DO THIS: The lines to transcribe begin with the one containing "Convert this document image to plain text." and end with the last line below; reproduce them exactly, without the pictures.

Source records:

-- -- --

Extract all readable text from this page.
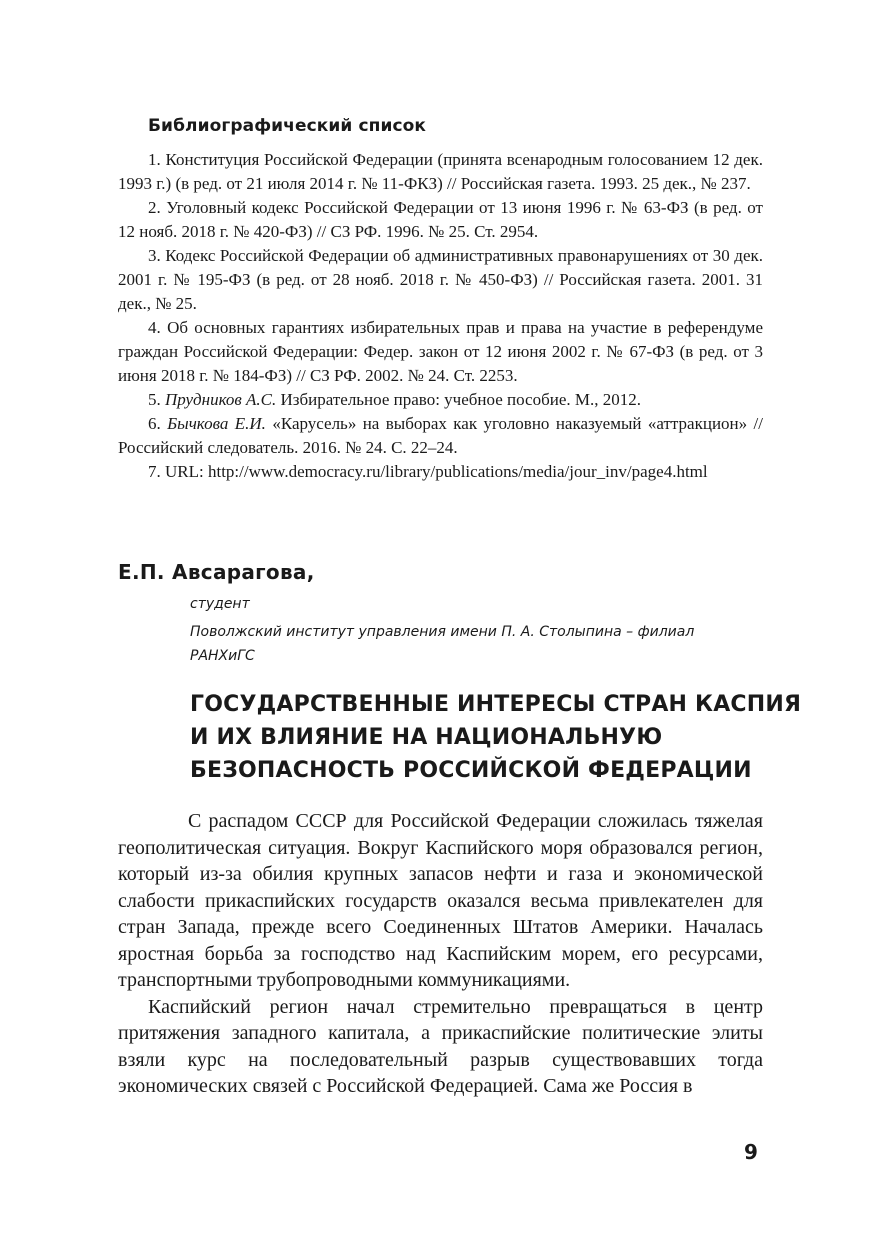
Библиографический список
1. Конституция Российской Федерации (принята всенародным голосованием 12 дек. 1993 г.) (в ред. от 21 июля 2014 г. № 11-ФКЗ) // Российская газета. 1993. 25 дек., № 237.
2. Уголовный кодекс Российской Федерации от 13 июня 1996 г. № 63-ФЗ (в ред. от 12 нояб. 2018 г. № 420-ФЗ) // СЗ РФ. 1996. № 25. Ст. 2954.
3. Кодекс Российской Федерации об административных правонарушениях от 30 дек. 2001 г. № 195-ФЗ (в ред. от 28 нояб. 2018 г. № 450-ФЗ) // Российская газета. 2001. 31 дек., № 25.
4. Об основных гарантиях избирательных прав и права на участие в референдуме граждан Российской Федерации: Федер. закон от 12 июня 2002 г. № 67-ФЗ (в ред. от 3 июня 2018 г. № 184-ФЗ) // СЗ РФ. 2002. № 24. Ст. 2253.
5. Прудников А.С. Избирательное право: учебное пособие. М., 2012.
6. Бычкова Е.И. «Карусель» на выборах как уголовно наказуемый «аттракцион» // Российский следователь. 2016. № 24. С. 22–24.
7. URL: http://www.democracy.ru/library/publications/media/jour_inv/page4.html
Е.П. Авсарагова,
студент
Поволжский институт управления имени П. А. Столыпина – филиал РАНХиГС
ГОСУДАРСТВЕННЫЕ ИНТЕРЕСЫ СТРАН КАСПИЯ
И ИХ ВЛИЯНИЕ НА НАЦИОНАЛЬНУЮ
БЕЗОПАСНОСТЬ РОССИЙСКОЙ ФЕДЕРАЦИИ

С распадом СССР для Российской Федерации сложилась тяжелая геополитическая ситуация. Вокруг Каспийского моря образовался регион, который из-за обилия крупных запасов нефти и газа и экономической слабости прикаспийских государств оказался весьма привлекателен для стран Запада, прежде всего Соединенных Штатов Америки. Началась яростная борьба за господство над Каспийским морем, его ресурсами, транспортными трубопроводными коммуникациями.

Каспийский регион начал стремительно превращаться в центр притяжения западного капитала, а прикаспийские политические элиты взяли курс на последовательный разрыв существовавших тогда экономических связей с Российской Федерацией. Сама же Россия в

9
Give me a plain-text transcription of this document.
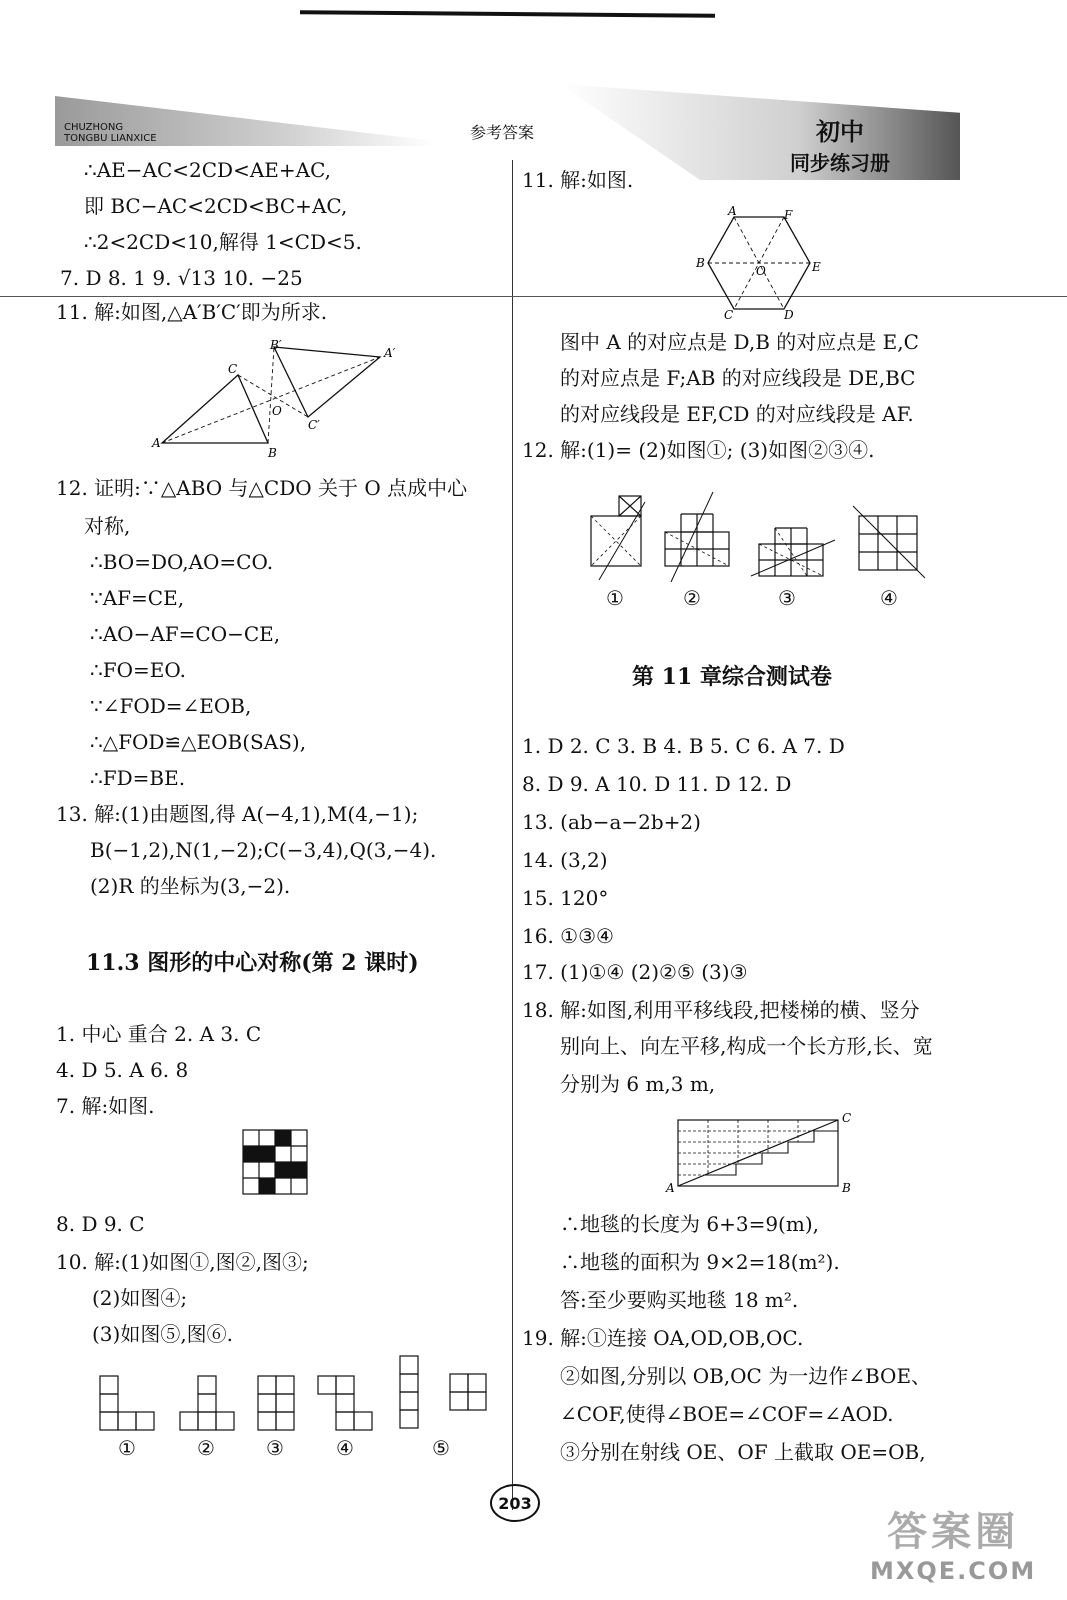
CHUZHONG
TONGBU LIANXICE	参考答案	初中
同步练习册
∴AE−AC<2CD<AE+AC,
即 BC−AC<2CD<BC+AC,
∴2<2CD<10,解得 1<CD<5.
7. D 8. 1 9. √13 10. −25
11. 解:如图,△A′B′C′即为所求.
B′
A′
C
O
C′
A
B
12. 证明:∵△ABO 与△CDO 关于 O 点成中心
对称,
∴BO=DO,AO=CO.
∵AF=CE,
∴AO−AF=CO−CE,
∴FO=EO.
∵∠FOD=∠EOB,
∴△FOD≌△EOB(SAS),
∴FD=BE.
13. 解:(1)由题图,得 A(−4,1),M(4,−1);
B(−1,2),N(1,−2);C(−3,4),Q(3,−4).
(2)R 的坐标为(3,−2).
11.3 图形的中心对称(第 2 课时)
1. 中心 重合 2. A 3. C
4. D 5. A 6. 8
7. 解:如图.
8. D 9. C
10. 解:(1)如图①,图②,图③;
(2)如图④;
(3)如图⑤,图⑥.
①	②	③	④	⑤
11. 解:如图.
A	F
B
O	E
C	D
图中 A 的对应点是 D,B 的对应点是 E,C
的对应点是 F;AB 的对应线段是 DE,BC
的对应线段是 EF,CD 的对应线段是 AF.
12. 解:(1)= (2)如图①; (3)如图②③④.
①	②	③	④
第 11 章综合测试卷
1. D 2. C 3. B 4. B 5. C 6. A 7. D
8. D 9. A 10. D 11. D 12. D
13. (ab−a−2b+2)
14. (3,2)
15. 120°
16. ①③④
17. (1)①④ (2)②⑤ (3)③
18. 解:如图,利用平移线段,把楼梯的横、竖分
别向上、向左平移,构成一个长方形,长、宽
分别为 6 m,3 m,
C
A	B
∴地毯的长度为 6+3=9(m),
∴地毯的面积为 9×2=18(m²).
答:至少要购买地毯 18 m².
19. 解:①连接 OA,OD,OB,OC.
②如图,分别以 OB,OC 为一边作∠BOE、
∠COF,使得∠BOE=∠COF=∠AOD.
③分别在射线 OE、OF 上截取 OE=OB,
203
答案圈
MXQE.COM
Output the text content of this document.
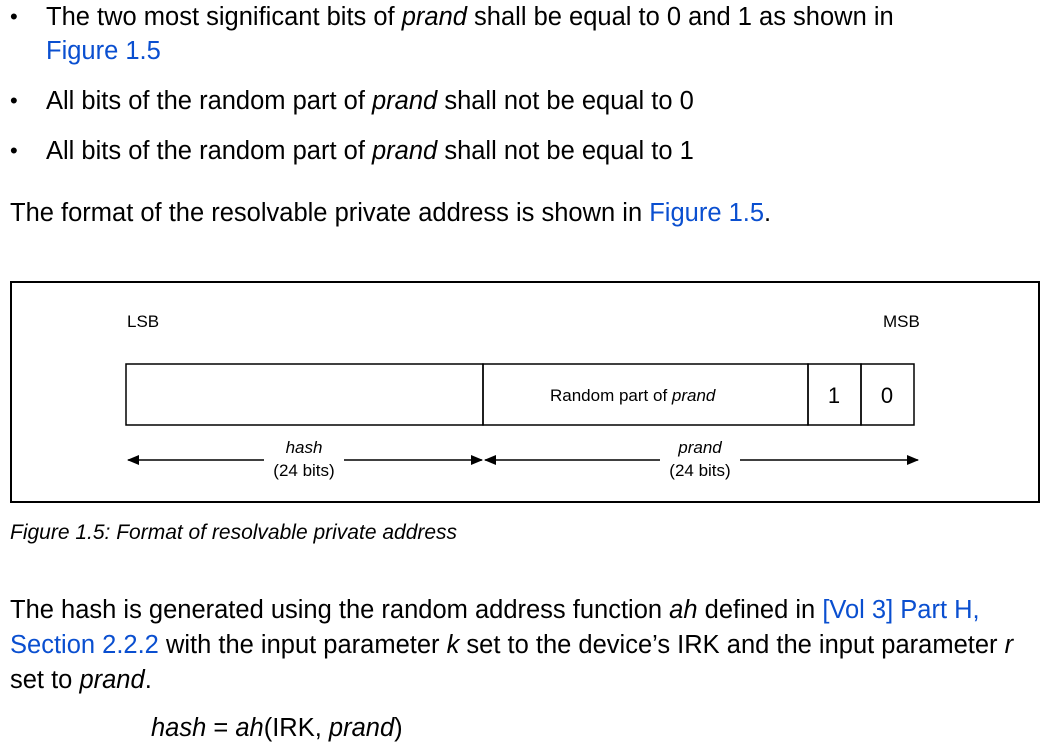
• The two most significant bits of prand shall be equal to 0 and 1 as shown in
Figure 1.5
• All bits of the random part of prand shall not be equal to 0
• All bits of the random part of prand shall not be equal to 1
The format of the resolvable private address is shown in Figure 1.5.
LSB	MSB
Random part of prand	1 0
hash
(24 bits)
prand
(24 bits)
Figure 1.5: Format of resolvable private address
The hash is generated using the random address function ah defined in [Vol 3] Part H, Section 2.2.2 with the input parameter k set to the device’s IRK and the input parameter r set to prand.
hash = ah(IRK, prand)
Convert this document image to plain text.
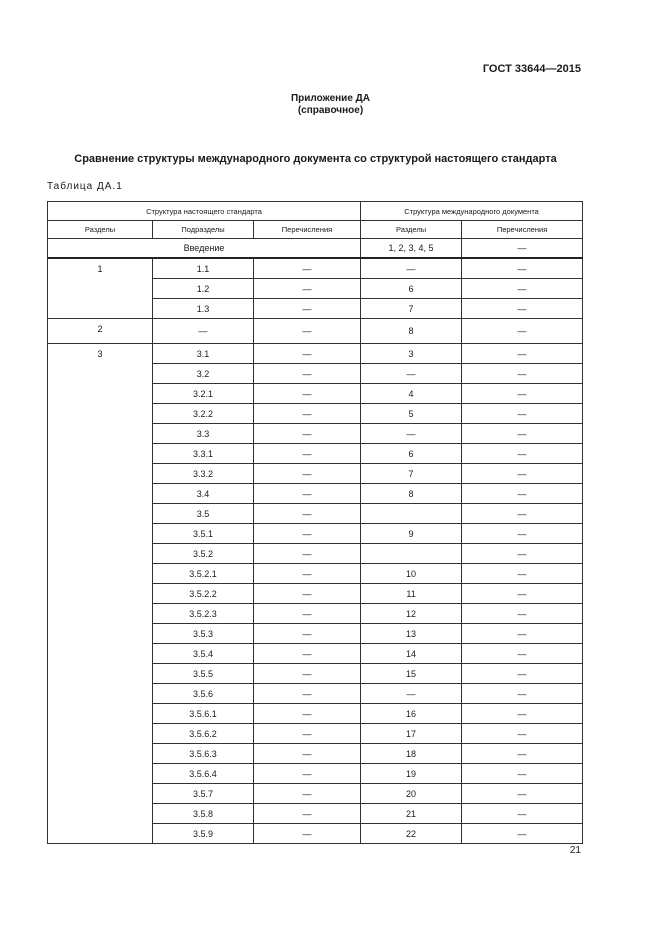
ГОСТ 33644—2015
Приложение ДА
(справочное)
Сравнение структуры международного документа со структурой настоящего стандарта
Таблица ДА.1
Структура настоящего стандарта			Структура международного документа	
Разделы	Подразделы	Перечисления	Разделы	Перечисления
Введение			1, 2, 3, 4, 5	—
1	1.1	—	—	—
	1.2	—	6	—
	1.3	—	7	—
2	—	—	8	—
3	3.1	—	3	—
	3.2	—	—	—
	3.2.1	—	4	—
	3.2.2	—	5	—
	3.3	—	—	—
	3.3.1	—	6	—
	3.3.2	—	7	—
	3.4	—	8	—
	3.5	—		—
	3.5.1	—	9	—
	3.5.2	—		—
	3.5.2.1	—	10	—
	3.5.2.2	—	11	—
	3.5.2.3	—	12	—
	3.5.3	—	13	—
	3.5.4	—	14	—
	3.5.5	—	15	—
	3.5.6	—	—	—
	3.5.6.1	—	16	—
	3.5.6.2	—	17	—
	3.5.6.3	—	18	—
	3.5.6.4	—	19	—
	3.5.7	—	20	—
	3.5.8	—	21	—
	3.5.9	—	22	—
21
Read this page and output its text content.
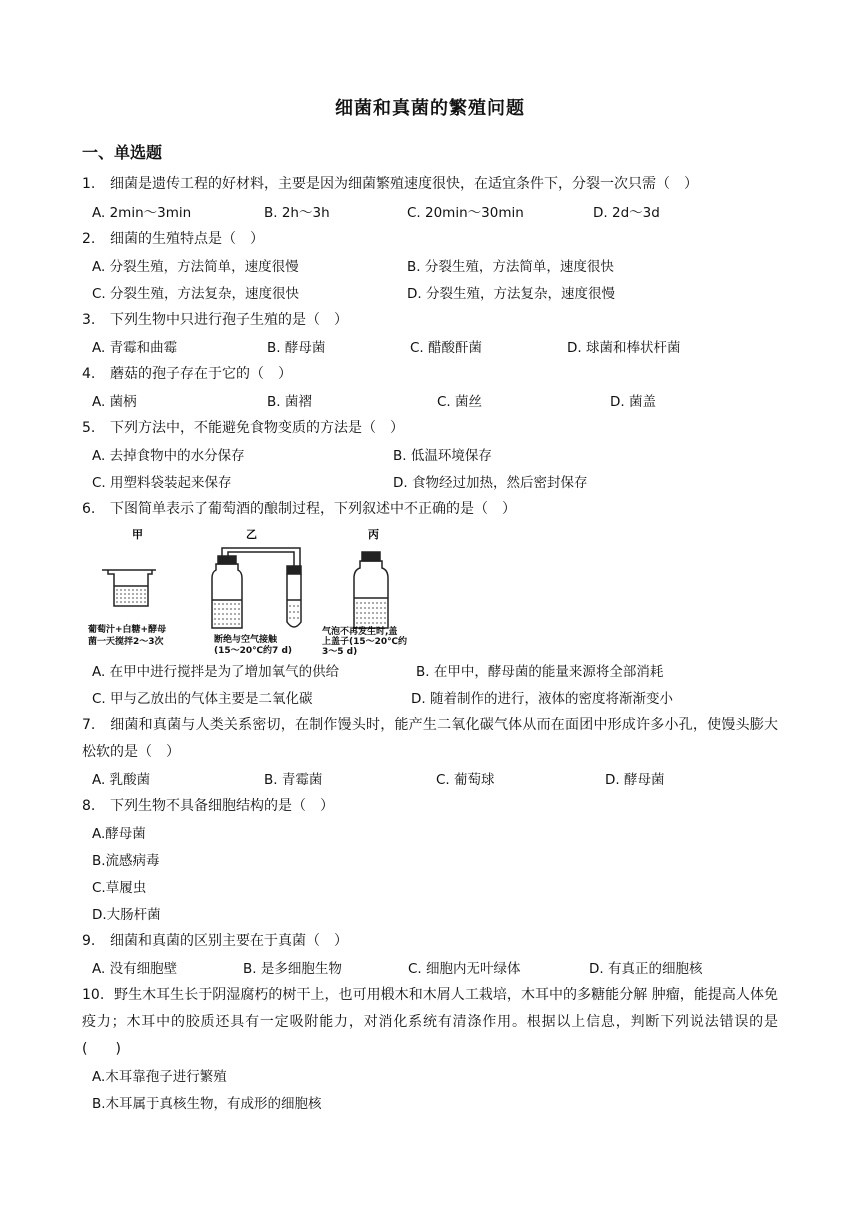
细菌和真菌的繁殖问题
一、单选题
1. 细菌是遗传工程的好材料，主要是因为细菌繁殖速度很快，在适宜条件下，分裂一次只需（　）
A. 2min～3min	B. 2h～3h	C. 20min～30min	D. 2d～3d
2. 细菌的生殖特点是（　）
A. 分裂生殖，方法简单，速度很慢	B. 分裂生殖，方法简单，速度很快
C. 分裂生殖，方法复杂，速度很快	D. 分裂生殖，方法复杂，速度很慢
3. 下列生物中只进行孢子生殖的是（　）
A. 青霉和曲霉	B. 酵母菌	C. 醋酸酐菌	D. 球菌和棒状杆菌
4. 蘑菇的孢子存在于它的（　）
A. 菌柄	B. 菌褶	C. 菌丝	D. 菌盖
5. 下列方法中，不能避免食物变质的方法是（　）
A. 去掉食物中的水分保存	B. 低温环境保存
C. 用塑料袋装起来保存	D. 食物经过加热，然后密封保存
6. 下图简单表示了葡萄酒的酿制过程，下列叙述中不正确的是（　）
甲	乙	丙
葡萄汁+白糖+酵母
菌一天搅拌2～3次	断绝与空气接触
(15～20℃约7 d)
气泡不再发生时,盖
上盖子(15～20℃约
3～5 d)
A. 在甲中进行搅拌是为了增加氧气的供给	B. 在甲中，酵母菌的能量来源将全部消耗
C. 甲与乙放出的气体主要是二氧化碳	D. 随着制作的进行，液体的密度将渐渐变小
7. 细菌和真菌与人类关系密切，在制作馒头时，能产生二氧化碳气体从而在面团中形成许多小孔，使馒头膨大松软的是（　）
A. 乳酸菌	B. 青霉菌	C. 葡萄球	D. 酵母菌
8. 下列生物不具备细胞结构的是（　）
A.酵母菌
B.流感病毒
C.草履虫
D.大肠杆菌
9. 细菌和真菌的区别主要在于真菌（　）
A. 没有细胞壁	B. 是多细胞生物	C. 细胞内无叶绿体	D. 有真正的细胞核
10. 野生木耳生长于阴湿腐朽的树干上，也可用椴木和木屑人工栽培，木耳中的多糖能分解 肿瘤，能提高人体免疫力；木耳中的胶质还具有一定吸附能力，对消化系统有清涤作用。根据以上信息，判断下列说法错误的是(　　)
A.木耳靠孢子进行繁殖
B.木耳属于真核生物，有成形的细胞核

-- -- --

SOLUTION TO THIS TASK:
Convert this document image to plain text.
ГОСТ 33644—2015
Приложение ДА
(справочное)
Сравнение структуры международного документа со структурой настоящего стандарта
Таблица ДА.1
Структура настоящего стандарта			Структура международного документа	
Разделы	Подразделы	Перечисления	Разделы	Перечисления
Введение			1, 2, 3, 4, 5	—
1	1.1	—	—	—
	1.2	—	6	—
	1.3	—	7	—
2	—	—	8	—
3	3.1	—	3	—
	3.2	—	—	—
	3.2.1	—	4	—
	3.2.2	—	5	—
	3.3	—	—	—
	3.3.1	—	6	—
	3.3.2	—	7	—
	3.4	—	8	—
	3.5	—		—
	3.5.1	—	9	—
	3.5.2	—		—
	3.5.2.1	—	10	—
	3.5.2.2	—	11	—
	3.5.2.3	—	12	—
	3.5.3	—	13	—
	3.5.4	—	14	—
	3.5.5	—	15	—
	3.5.6	—	—	—
	3.5.6.1	—	16	—
	3.5.6.2	—	17	—
	3.5.6.3	—	18	—
	3.5.6.4	—	19	—
	3.5.7	—	20	—
	3.5.8	—	21	—
	3.5.9	—	22	—
21
Read this page and output its text content.
细菌和真菌的繁殖问题
一、单选题
1. 细菌是遗传工程的好材料，主要是因为细菌繁殖速度很快，在适宜条件下，分裂一次只需（　）
A. 2min～3min	B. 2h～3h	C. 20min～30min	D. 2d～3d
2. 细菌的生殖特点是（　）
A. 分裂生殖，方法简单，速度很慢	B. 分裂生殖，方法简单，速度很快
C. 分裂生殖，方法复杂，速度很快	D. 分裂生殖，方法复杂，速度很慢
3. 下列生物中只进行孢子生殖的是（　）
A. 青霉和曲霉	B. 酵母菌	C. 醋酸酐菌	D. 球菌和棒状杆菌
4. 蘑菇的孢子存在于它的（　）
A. 菌柄	B. 菌褶	C. 菌丝	D. 菌盖
5. 下列方法中，不能避免食物变质的方法是（　）
A. 去掉食物中的水分保存	B. 低温环境保存
C. 用塑料袋装起来保存	D. 食物经过加热，然后密封保存
6. 下图简单表示了葡萄酒的酿制过程，下列叙述中不正确的是（　）
甲	乙	丙
葡萄汁+白糖+酵母
菌一天搅拌2～3次	断绝与空气接触
(15～20℃约7 d)
气泡不再发生时,盖
上盖子(15～20℃约
3～5 d)
A. 在甲中进行搅拌是为了增加氧气的供给	B. 在甲中，酵母菌的能量来源将全部消耗
C. 甲与乙放出的气体主要是二氧化碳	D. 随着制作的进行，液体的密度将渐渐变小
7. 细菌和真菌与人类关系密切，在制作馒头时，能产生二氧化碳气体从而在面团中形成许多小孔，使馒头膨大松软的是（　）
A. 乳酸菌	B. 青霉菌	C. 葡萄球	D. 酵母菌
8. 下列生物不具备细胞结构的是（　）
A.酵母菌
B.流感病毒
C.草履虫
D.大肠杆菌
9. 细菌和真菌的区别主要在于真菌（　）
A. 没有细胞壁	B. 是多细胞生物	C. 细胞内无叶绿体	D. 有真正的细胞核
10. 野生木耳生长于阴湿腐朽的树干上，也可用椴木和木屑人工栽培，木耳中的多糖能分解 肿瘤，能提高人体免疫力；木耳中的胶质还具有一定吸附能力，对消化系统有清涤作用。根据以上信息，判断下列说法错误的是(　　)
A.木耳靠孢子进行繁殖
B.木耳属于真核生物，有成形的细胞核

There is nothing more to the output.